▸ Given exercise: Find the string "Intangible" and gather every line that holds it.

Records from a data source
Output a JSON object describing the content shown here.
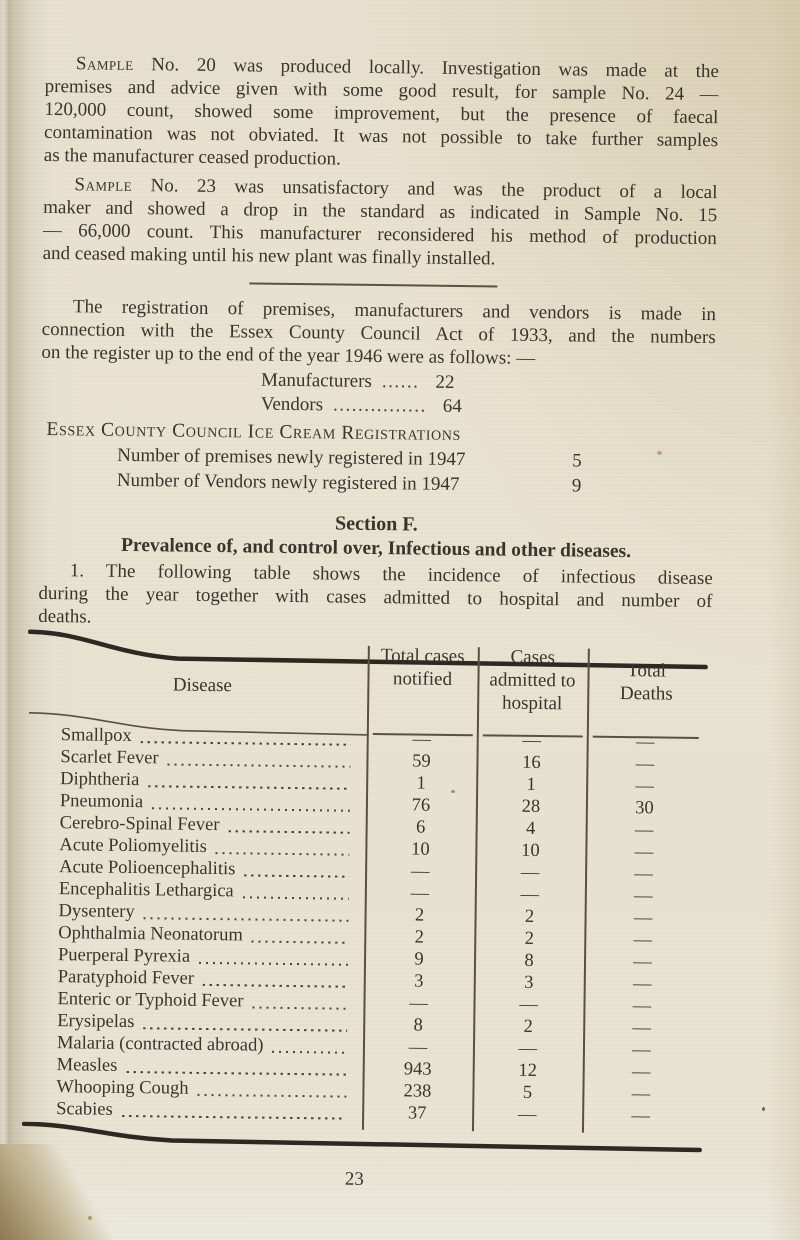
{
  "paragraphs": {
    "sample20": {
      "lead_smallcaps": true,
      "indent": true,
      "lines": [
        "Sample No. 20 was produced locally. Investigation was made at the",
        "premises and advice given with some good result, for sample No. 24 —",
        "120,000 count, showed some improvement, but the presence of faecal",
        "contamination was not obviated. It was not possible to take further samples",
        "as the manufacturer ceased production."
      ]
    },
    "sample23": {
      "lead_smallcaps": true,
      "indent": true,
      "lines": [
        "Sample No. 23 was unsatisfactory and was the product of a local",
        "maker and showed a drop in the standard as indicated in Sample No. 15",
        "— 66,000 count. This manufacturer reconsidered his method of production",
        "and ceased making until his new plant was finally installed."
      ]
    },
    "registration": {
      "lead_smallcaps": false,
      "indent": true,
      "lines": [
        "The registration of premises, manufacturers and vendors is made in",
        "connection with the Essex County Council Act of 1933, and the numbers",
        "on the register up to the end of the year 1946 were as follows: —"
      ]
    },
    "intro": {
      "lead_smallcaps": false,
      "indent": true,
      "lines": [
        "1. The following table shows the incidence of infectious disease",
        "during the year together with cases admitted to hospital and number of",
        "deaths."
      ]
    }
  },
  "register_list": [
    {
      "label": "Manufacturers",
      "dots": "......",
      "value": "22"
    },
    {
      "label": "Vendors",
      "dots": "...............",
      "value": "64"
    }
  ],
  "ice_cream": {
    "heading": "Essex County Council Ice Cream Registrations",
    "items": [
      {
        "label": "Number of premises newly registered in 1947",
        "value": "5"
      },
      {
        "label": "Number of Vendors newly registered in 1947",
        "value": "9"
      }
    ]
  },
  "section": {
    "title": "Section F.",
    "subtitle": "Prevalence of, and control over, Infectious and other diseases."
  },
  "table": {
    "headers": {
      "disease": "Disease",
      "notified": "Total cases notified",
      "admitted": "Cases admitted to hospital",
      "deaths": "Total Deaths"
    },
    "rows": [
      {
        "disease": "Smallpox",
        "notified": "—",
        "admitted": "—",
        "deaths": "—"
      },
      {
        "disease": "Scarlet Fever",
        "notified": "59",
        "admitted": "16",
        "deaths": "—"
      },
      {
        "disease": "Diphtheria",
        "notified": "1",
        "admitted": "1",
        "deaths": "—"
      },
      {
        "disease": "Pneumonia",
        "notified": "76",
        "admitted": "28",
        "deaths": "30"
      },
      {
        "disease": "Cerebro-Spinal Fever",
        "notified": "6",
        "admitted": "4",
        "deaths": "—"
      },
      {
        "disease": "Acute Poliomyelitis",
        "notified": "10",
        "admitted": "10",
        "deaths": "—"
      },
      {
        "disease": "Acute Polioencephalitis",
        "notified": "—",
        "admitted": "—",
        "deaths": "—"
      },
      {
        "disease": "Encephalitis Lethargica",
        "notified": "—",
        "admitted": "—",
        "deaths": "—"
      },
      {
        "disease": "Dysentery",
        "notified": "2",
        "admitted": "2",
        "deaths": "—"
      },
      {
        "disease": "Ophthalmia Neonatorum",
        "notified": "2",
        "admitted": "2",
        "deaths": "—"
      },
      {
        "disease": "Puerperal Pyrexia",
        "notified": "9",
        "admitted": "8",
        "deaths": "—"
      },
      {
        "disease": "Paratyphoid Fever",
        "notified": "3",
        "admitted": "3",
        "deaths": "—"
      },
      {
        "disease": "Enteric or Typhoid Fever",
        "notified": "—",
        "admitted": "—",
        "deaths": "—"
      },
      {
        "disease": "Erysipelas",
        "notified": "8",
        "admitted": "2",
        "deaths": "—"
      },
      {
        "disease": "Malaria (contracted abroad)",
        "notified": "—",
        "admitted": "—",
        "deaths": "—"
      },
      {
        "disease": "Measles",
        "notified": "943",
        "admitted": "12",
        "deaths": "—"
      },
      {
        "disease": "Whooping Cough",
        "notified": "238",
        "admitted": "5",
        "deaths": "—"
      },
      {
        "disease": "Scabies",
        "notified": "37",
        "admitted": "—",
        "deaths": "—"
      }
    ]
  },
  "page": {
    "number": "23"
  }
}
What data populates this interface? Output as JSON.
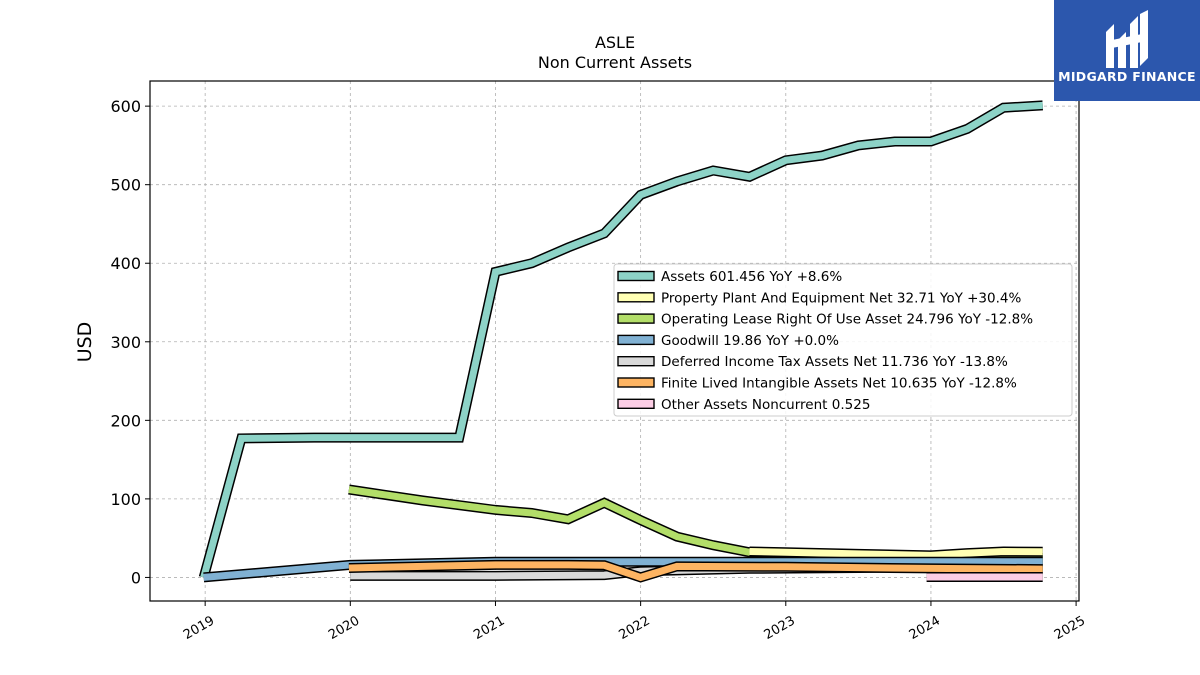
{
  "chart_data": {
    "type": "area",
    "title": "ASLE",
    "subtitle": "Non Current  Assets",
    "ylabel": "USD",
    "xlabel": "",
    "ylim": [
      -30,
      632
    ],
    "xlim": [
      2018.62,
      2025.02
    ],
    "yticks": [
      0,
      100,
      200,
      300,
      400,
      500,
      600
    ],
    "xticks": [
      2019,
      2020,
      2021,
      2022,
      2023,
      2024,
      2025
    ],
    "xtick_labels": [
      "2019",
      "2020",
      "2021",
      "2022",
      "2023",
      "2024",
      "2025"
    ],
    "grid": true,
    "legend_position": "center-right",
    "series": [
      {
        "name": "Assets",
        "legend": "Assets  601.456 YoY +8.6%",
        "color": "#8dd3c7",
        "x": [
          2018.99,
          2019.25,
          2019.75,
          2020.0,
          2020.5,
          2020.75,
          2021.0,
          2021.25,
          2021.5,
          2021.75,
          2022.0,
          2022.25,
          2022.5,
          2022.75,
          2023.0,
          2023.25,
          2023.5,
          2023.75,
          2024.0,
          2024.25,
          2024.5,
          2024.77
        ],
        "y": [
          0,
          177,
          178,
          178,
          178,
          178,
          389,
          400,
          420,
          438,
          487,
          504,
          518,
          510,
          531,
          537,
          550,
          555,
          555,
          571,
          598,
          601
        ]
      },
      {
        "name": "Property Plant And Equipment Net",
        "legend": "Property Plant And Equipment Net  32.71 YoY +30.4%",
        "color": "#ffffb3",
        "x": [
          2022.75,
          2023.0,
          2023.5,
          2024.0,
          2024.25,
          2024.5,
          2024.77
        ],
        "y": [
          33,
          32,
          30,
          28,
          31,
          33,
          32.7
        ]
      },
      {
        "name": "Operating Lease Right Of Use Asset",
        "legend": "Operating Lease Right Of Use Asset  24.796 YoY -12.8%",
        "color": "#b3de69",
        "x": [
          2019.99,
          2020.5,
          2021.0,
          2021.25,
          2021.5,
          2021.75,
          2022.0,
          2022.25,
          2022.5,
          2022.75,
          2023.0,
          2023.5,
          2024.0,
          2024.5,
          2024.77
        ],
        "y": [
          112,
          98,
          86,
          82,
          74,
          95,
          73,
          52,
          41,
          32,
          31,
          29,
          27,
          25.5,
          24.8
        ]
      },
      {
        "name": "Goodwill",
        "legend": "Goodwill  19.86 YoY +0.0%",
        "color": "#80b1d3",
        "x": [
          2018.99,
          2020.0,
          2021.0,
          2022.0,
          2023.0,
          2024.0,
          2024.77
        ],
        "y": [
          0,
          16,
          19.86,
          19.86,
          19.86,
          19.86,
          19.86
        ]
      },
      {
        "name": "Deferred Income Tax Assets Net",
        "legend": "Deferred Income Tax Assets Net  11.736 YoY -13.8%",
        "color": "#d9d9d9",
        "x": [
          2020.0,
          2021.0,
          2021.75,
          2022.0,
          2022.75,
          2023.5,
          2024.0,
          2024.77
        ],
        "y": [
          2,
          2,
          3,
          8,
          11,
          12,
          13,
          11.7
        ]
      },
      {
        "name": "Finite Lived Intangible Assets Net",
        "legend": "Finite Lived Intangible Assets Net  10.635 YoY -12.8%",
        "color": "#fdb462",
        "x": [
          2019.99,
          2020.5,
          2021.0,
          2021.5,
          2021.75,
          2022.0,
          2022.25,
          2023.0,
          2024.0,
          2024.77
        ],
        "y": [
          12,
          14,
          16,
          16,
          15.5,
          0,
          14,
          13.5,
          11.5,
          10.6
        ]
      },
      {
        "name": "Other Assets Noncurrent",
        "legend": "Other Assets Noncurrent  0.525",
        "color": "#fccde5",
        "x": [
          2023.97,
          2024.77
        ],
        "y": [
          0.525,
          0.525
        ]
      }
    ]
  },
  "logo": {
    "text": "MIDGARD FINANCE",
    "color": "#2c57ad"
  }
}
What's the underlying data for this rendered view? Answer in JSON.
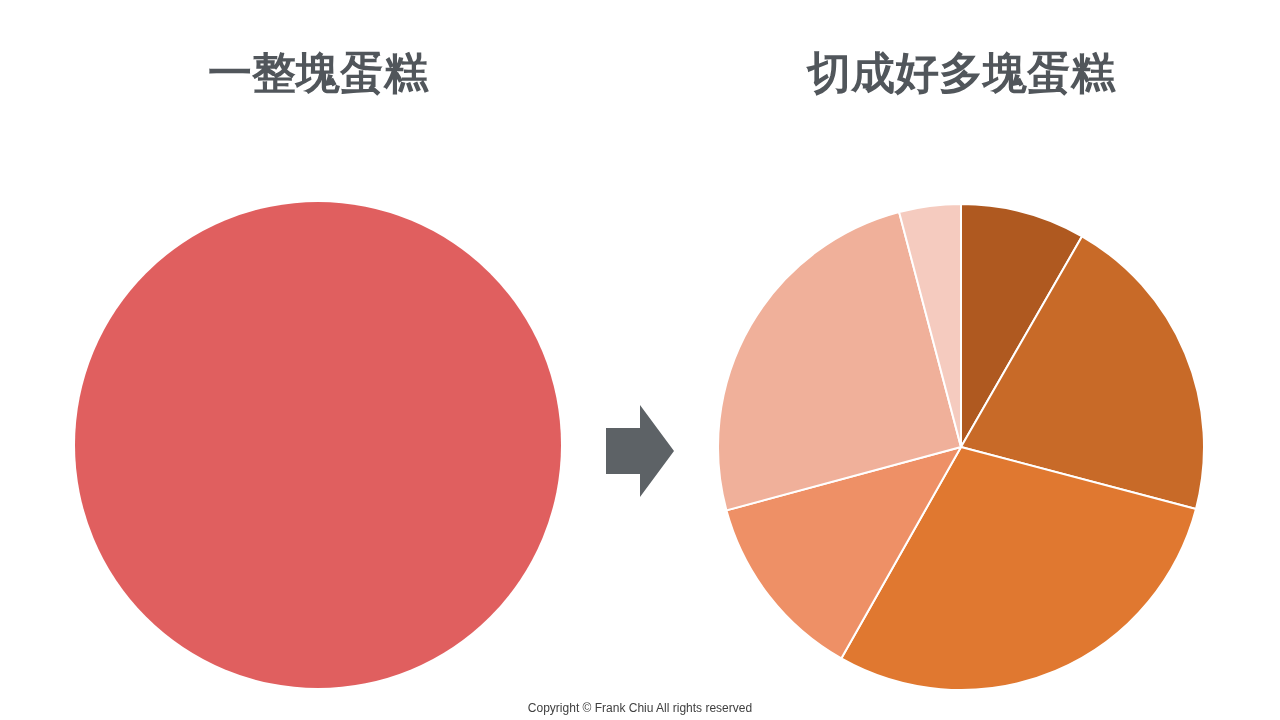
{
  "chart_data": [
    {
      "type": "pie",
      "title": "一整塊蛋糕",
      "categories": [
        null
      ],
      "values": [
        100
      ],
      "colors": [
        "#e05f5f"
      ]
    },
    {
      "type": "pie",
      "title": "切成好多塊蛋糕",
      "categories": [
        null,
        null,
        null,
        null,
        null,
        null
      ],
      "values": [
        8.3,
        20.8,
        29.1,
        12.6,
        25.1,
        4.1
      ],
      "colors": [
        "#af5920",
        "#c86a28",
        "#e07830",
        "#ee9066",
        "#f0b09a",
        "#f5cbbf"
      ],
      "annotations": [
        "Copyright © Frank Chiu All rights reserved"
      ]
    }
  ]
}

▸ Written reply:
        "name": "Finite Lived Intangible Assets Net",
        "legend": "Finite Lived Intangible Assets Net  10.635 YoY -12.8%",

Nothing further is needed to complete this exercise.